Your objective:
Extract from the listing each line in which the word "shashlik" appears.

Extracted entries:
>> begin
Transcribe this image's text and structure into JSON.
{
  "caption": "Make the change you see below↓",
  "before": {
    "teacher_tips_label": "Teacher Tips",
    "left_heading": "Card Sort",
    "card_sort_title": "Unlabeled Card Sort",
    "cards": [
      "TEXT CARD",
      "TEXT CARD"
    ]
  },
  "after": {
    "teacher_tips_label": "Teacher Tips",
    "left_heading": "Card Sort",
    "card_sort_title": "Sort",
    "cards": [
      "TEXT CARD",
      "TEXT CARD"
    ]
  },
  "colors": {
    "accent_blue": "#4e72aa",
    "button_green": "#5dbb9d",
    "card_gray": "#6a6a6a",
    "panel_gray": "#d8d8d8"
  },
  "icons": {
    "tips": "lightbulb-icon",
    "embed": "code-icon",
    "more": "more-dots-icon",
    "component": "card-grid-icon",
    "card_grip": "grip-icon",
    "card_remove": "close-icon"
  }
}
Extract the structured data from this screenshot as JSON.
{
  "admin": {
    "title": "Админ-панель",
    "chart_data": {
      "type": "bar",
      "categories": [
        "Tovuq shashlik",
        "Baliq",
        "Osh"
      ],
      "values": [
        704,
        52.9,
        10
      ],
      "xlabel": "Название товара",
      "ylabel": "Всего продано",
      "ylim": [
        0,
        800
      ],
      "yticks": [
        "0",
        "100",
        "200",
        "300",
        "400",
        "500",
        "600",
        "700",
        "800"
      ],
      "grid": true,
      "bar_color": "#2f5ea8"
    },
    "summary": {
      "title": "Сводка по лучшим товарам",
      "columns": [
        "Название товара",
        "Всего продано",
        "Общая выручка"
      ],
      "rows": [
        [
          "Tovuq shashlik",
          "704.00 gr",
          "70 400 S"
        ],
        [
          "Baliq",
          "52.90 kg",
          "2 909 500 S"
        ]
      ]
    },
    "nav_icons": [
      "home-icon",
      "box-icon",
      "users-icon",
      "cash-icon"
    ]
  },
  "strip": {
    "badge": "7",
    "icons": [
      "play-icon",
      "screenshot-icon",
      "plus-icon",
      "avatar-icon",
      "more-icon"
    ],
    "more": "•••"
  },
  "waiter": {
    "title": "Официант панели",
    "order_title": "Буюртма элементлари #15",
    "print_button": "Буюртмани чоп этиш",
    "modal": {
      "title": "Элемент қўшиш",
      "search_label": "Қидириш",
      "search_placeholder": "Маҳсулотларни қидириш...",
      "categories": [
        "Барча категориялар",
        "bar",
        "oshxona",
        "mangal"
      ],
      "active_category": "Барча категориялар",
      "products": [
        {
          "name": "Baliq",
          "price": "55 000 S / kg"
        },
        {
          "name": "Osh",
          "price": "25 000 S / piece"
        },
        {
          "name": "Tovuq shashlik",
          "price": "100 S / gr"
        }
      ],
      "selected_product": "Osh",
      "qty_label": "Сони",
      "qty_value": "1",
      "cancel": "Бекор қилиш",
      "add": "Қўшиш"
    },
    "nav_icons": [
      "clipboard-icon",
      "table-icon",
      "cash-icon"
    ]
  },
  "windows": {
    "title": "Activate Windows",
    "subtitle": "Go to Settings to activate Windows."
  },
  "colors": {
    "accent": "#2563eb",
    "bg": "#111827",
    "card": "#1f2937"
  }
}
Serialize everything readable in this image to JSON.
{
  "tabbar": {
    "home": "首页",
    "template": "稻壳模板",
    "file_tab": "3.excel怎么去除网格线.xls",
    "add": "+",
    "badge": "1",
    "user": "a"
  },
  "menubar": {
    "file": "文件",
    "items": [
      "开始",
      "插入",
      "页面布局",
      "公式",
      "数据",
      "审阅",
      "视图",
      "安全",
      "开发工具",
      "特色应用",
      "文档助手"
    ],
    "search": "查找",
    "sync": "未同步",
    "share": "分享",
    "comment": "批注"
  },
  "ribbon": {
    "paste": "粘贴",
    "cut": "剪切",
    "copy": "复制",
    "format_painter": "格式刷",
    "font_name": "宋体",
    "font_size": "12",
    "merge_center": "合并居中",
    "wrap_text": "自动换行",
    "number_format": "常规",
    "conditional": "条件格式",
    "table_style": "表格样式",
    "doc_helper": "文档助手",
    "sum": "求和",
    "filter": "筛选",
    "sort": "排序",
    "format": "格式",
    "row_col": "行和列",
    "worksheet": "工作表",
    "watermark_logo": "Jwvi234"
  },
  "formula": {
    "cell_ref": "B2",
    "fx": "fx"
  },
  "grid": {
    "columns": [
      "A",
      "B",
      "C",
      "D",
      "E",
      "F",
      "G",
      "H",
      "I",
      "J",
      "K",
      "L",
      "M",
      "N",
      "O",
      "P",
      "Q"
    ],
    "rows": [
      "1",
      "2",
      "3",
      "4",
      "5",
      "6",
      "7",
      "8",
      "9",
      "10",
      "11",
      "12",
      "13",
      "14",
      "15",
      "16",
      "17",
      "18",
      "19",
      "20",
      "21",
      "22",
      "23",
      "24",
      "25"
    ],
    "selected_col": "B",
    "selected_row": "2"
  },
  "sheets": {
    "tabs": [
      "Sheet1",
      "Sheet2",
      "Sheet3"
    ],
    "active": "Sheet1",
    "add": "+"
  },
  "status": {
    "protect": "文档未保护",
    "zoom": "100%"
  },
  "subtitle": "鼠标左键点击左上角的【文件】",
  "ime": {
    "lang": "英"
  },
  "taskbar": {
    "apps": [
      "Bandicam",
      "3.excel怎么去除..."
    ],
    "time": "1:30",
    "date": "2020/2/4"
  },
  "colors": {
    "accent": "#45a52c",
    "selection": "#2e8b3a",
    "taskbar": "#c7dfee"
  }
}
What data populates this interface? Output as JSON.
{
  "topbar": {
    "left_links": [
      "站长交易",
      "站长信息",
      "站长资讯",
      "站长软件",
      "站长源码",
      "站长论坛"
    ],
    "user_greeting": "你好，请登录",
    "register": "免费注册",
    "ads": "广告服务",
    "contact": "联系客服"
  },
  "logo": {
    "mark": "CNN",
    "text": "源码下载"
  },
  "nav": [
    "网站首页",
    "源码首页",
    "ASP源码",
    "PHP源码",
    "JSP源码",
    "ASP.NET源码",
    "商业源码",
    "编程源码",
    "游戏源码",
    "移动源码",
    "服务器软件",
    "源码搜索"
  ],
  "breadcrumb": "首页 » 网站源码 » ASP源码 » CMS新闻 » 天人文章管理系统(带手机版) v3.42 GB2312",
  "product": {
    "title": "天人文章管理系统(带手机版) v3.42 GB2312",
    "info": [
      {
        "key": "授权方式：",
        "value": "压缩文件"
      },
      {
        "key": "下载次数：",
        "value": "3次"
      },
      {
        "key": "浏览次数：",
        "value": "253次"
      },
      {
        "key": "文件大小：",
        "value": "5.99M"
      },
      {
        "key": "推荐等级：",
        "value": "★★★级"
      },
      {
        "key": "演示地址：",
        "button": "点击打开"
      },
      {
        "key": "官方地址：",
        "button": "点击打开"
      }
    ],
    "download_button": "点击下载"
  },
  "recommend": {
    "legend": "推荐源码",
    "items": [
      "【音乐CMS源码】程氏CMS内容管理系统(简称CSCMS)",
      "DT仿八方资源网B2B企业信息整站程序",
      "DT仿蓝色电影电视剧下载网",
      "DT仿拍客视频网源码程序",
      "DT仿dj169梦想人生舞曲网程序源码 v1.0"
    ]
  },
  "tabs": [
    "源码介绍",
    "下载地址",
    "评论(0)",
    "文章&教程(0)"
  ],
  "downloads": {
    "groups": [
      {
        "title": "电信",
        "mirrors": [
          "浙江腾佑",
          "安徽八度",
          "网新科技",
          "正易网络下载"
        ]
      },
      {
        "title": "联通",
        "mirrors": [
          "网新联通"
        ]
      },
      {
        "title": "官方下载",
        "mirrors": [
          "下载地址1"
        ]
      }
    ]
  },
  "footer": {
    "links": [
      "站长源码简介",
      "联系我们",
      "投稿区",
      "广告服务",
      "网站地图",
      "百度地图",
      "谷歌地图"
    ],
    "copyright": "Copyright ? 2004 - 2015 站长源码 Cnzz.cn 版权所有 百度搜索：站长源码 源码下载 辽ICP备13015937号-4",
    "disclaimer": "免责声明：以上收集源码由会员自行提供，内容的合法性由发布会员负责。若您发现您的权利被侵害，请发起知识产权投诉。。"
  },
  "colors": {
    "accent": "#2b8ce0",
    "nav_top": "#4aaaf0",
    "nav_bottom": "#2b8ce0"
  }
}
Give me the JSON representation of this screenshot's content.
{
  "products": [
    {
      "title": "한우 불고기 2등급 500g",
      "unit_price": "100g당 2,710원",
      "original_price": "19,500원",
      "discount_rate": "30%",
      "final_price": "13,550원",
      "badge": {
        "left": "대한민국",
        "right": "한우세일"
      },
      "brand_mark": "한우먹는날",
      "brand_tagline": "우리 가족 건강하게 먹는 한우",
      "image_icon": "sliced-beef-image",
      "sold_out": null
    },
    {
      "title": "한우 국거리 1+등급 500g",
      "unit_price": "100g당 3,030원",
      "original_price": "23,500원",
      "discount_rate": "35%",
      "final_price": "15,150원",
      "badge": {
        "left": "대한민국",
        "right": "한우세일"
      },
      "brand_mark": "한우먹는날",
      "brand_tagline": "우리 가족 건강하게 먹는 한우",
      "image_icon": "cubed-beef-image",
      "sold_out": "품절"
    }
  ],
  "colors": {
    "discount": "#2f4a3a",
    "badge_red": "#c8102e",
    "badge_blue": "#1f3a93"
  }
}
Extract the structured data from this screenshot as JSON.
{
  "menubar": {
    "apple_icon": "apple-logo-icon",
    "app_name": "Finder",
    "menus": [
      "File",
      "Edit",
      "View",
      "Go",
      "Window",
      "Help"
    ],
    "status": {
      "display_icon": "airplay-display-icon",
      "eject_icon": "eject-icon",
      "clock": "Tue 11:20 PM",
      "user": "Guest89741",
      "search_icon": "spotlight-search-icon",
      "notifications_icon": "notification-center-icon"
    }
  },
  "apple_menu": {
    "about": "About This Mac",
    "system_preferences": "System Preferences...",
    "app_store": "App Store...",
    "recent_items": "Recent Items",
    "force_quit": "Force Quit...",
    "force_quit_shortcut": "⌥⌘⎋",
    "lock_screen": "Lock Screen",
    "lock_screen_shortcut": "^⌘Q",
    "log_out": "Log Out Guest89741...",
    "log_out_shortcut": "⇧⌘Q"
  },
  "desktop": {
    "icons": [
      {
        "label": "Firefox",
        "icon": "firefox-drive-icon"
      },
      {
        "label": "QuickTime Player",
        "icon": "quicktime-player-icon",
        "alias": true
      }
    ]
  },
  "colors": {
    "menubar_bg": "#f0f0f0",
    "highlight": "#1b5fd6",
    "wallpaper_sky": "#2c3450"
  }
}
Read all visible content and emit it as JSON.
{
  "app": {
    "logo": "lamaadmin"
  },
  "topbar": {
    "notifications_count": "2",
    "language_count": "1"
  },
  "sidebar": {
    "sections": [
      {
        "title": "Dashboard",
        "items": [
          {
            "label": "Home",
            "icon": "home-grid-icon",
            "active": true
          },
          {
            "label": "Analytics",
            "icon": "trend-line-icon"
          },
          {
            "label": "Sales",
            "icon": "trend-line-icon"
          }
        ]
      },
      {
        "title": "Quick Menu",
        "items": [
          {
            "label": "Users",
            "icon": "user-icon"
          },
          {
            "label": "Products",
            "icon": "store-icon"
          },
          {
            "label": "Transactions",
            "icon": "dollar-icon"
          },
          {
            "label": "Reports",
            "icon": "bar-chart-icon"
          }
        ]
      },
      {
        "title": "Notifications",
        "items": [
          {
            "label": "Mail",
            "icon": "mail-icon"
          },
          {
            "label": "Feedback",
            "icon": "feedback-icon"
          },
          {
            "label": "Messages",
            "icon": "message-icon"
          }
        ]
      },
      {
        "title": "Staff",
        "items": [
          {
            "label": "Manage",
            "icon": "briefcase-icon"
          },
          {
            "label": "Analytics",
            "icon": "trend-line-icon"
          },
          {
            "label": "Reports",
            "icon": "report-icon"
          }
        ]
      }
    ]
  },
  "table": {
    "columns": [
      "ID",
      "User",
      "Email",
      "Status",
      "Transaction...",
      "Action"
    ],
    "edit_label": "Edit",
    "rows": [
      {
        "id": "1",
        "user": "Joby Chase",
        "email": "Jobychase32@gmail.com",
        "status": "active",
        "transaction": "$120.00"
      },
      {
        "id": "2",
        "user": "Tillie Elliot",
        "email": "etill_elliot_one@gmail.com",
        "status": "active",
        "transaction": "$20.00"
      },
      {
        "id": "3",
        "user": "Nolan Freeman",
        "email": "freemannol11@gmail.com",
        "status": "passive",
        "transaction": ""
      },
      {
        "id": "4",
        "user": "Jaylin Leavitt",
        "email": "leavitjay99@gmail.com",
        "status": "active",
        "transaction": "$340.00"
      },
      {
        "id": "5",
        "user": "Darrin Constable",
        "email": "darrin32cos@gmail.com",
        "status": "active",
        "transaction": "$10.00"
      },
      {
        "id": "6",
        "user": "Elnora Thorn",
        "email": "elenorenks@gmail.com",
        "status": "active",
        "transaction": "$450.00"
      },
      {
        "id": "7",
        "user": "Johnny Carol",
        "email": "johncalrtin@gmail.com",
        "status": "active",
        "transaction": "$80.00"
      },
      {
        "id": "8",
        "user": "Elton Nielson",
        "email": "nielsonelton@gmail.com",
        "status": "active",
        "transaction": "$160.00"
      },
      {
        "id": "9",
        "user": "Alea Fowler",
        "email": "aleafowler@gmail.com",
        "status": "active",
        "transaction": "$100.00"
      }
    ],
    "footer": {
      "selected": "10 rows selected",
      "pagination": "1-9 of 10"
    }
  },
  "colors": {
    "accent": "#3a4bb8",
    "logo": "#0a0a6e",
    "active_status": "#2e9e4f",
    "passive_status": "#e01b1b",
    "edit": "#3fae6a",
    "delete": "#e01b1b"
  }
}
>> end
Solution to the problem:
        "Tovuq shashlik",
          "Tovuq shashlik",
          "name": "Tovuq shashlik",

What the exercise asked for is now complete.